* STATED EXERCISE: Select lines where the word "love" appears.

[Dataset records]
○ ○ ○ ○ ○ ○ ○

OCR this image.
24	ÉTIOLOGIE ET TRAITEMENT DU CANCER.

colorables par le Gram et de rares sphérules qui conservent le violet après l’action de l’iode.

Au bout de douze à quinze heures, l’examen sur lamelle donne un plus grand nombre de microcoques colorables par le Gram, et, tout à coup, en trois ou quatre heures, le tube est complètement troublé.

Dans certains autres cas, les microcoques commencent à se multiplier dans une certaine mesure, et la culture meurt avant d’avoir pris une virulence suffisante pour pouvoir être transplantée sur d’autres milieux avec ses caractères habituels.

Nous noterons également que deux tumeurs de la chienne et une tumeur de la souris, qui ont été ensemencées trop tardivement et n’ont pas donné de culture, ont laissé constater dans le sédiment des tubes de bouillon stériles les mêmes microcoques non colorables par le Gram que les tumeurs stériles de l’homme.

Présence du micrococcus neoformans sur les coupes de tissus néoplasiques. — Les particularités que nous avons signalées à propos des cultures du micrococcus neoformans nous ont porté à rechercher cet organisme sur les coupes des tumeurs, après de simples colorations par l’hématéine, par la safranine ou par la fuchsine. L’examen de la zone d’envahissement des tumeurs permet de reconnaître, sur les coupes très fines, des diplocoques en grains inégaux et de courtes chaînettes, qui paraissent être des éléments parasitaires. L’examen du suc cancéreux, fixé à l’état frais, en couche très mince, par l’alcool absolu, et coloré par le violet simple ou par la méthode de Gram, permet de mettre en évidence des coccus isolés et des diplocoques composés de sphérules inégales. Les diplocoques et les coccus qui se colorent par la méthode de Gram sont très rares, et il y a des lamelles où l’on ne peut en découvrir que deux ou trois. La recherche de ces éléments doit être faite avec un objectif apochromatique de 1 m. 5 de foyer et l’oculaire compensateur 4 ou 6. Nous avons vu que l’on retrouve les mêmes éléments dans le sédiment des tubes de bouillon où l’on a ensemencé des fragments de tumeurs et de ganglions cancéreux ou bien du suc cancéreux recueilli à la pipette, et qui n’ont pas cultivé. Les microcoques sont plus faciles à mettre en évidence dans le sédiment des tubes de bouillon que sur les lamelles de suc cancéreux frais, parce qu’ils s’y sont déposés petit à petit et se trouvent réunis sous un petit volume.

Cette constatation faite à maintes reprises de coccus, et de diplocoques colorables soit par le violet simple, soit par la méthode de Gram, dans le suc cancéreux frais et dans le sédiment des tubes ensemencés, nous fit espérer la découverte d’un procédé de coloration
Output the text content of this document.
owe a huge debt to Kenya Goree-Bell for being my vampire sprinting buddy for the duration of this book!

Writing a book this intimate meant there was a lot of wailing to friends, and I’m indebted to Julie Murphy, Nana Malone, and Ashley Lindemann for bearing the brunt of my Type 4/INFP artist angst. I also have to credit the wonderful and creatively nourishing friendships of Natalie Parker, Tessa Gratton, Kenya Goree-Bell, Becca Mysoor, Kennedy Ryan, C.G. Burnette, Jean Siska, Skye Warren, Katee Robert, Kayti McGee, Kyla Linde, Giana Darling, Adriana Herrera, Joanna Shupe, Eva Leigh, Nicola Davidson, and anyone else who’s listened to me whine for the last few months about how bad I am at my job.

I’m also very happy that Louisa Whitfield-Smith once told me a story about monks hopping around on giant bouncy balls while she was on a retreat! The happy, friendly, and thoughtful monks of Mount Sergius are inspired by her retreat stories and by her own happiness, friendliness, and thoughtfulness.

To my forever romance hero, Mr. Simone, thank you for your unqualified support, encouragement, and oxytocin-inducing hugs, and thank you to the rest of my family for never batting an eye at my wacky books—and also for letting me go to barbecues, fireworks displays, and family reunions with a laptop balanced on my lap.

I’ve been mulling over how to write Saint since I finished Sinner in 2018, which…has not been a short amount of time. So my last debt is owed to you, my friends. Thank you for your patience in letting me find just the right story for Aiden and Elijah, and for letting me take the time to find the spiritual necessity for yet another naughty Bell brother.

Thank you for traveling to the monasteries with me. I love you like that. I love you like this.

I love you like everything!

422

○ ○ ○ ○ ○ ○ ○

* RIGHT ANSWER:
Thank you for traveling to the monasteries with me. I love you like that. I love you like this.
I love you like everything!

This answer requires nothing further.